• Direction:
Copy all the entries word for word, but omit the pictures.
-- start of Dataset rows --
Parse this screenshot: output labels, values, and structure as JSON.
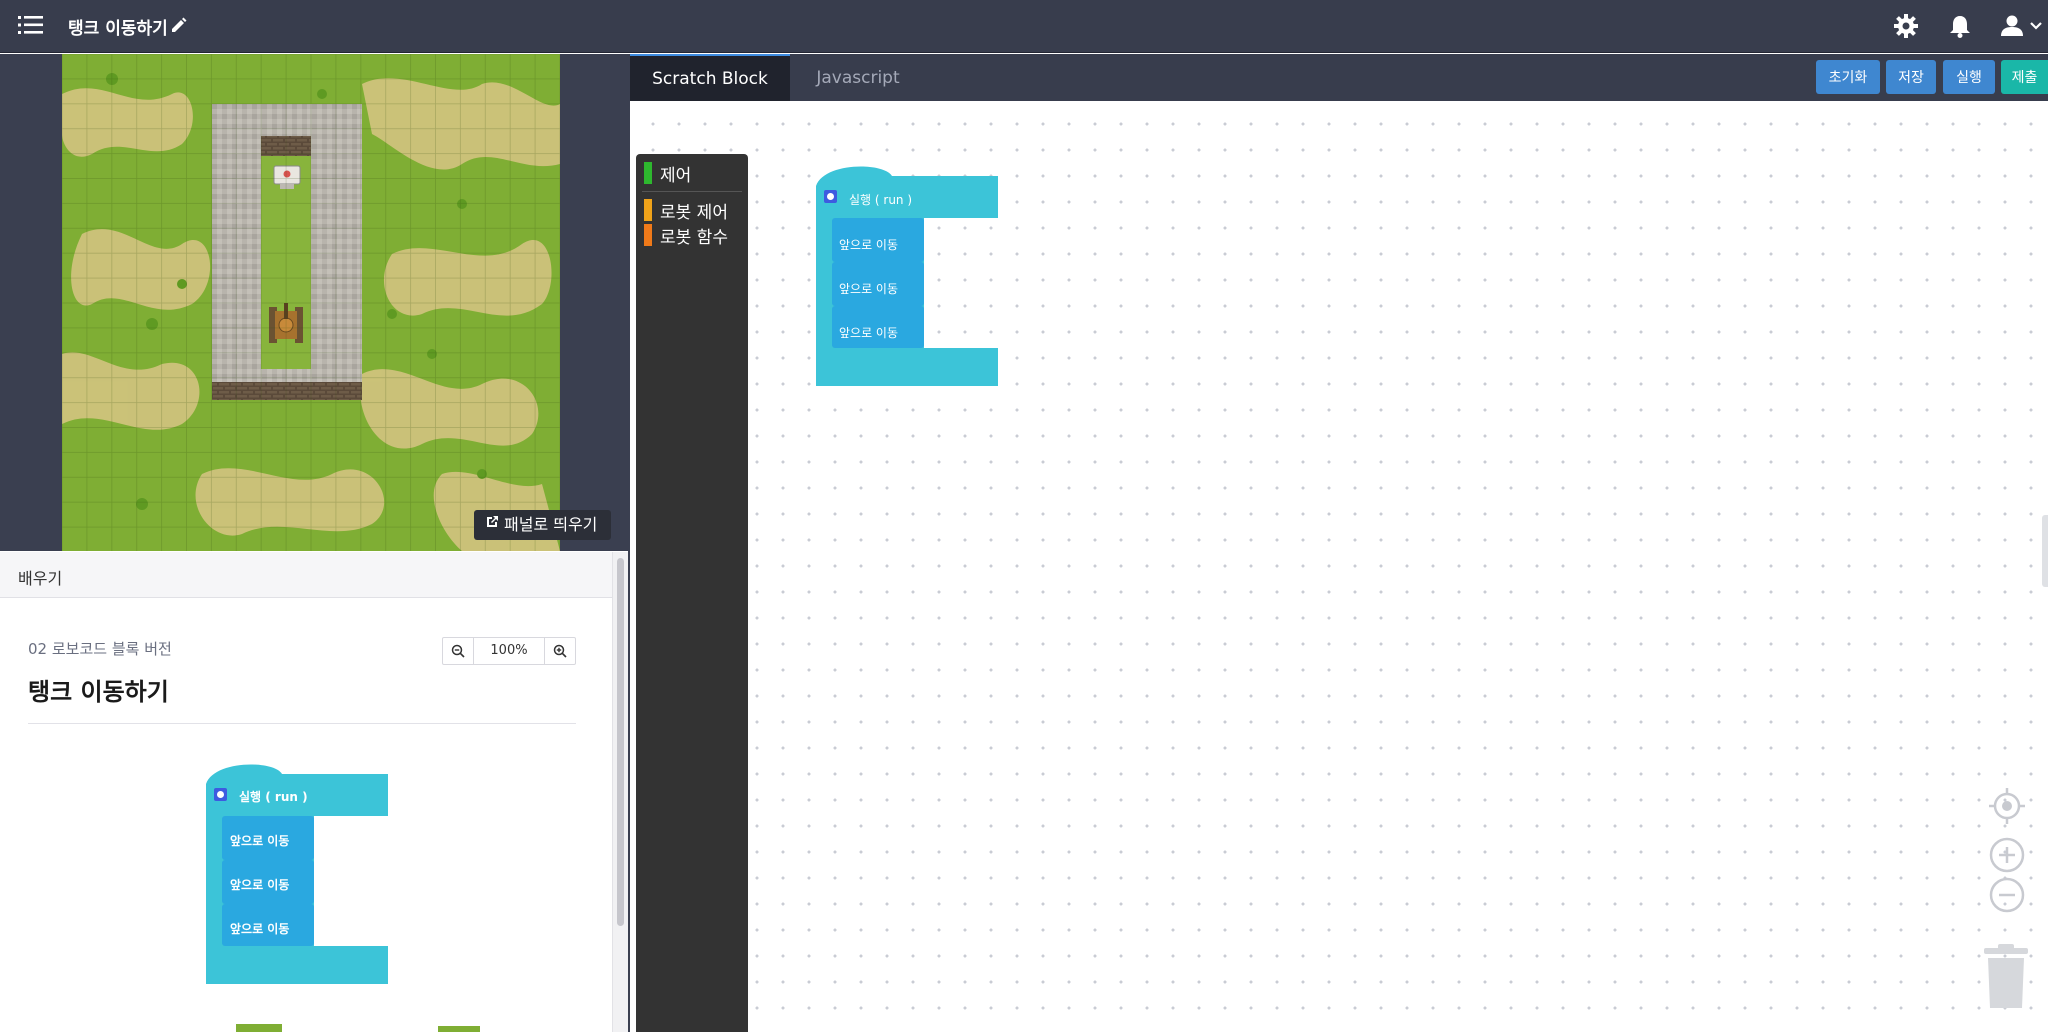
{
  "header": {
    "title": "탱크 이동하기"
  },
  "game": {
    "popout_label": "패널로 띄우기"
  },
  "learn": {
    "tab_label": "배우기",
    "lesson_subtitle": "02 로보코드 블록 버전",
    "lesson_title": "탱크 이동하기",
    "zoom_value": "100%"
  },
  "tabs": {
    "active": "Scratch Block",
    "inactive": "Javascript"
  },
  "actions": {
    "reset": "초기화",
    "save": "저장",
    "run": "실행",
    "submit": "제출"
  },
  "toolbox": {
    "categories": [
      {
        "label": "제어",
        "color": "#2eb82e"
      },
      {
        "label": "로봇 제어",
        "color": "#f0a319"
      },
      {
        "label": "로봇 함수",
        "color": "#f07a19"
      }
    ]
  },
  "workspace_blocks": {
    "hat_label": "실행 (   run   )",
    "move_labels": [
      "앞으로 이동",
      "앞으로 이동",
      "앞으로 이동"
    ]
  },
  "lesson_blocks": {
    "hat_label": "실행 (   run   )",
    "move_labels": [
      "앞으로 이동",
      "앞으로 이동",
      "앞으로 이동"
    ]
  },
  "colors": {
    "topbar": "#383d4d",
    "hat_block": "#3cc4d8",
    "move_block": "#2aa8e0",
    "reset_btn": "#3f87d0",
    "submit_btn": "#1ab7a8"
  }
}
-- end of Dataset rows --
• Reply:
Parse this screenshot: output labels, values, and structure as JSON.
{
  "header": {
    "title": "탱크 이동하기"
  },
  "game": {
    "popout_label": "패널로 띄우기"
  },
  "learn": {
    "tab_label": "배우기",
    "lesson_subtitle": "02 로보코드 블록 버전",
    "lesson_title": "탱크 이동하기",
    "zoom_value": "100%"
  },
  "tabs": {
    "active": "Scratch Block",
    "inactive": "Javascript"
  },
  "actions": {
    "reset": "초기화",
    "save": "저장",
    "run": "실행",
    "submit": "제출"
  },
  "toolbox": {
    "categories": [
      {
        "label": "제어",
        "color": "#2eb82e"
      },
      {
        "label": "로봇 제어",
        "color": "#f0a319"
      },
      {
        "label": "로봇 함수",
        "color": "#f07a19"
      }
    ]
  },
  "workspace_blocks": {
    "hat_label": "실행 (   run   )",
    "move_labels": [
      "앞으로 이동",
      "앞으로 이동",
      "앞으로 이동"
    ]
  },
  "lesson_blocks": {
    "hat_label": "실행 (   run   )",
    "move_labels": [
      "앞으로 이동",
      "앞으로 이동",
      "앞으로 이동"
    ]
  },
  "colors": {
    "topbar": "#383d4d",
    "hat_block": "#3cc4d8",
    "move_block": "#2aa8e0",
    "reset_btn": "#3f87d0",
    "submit_btn": "#1ab7a8"
  }
}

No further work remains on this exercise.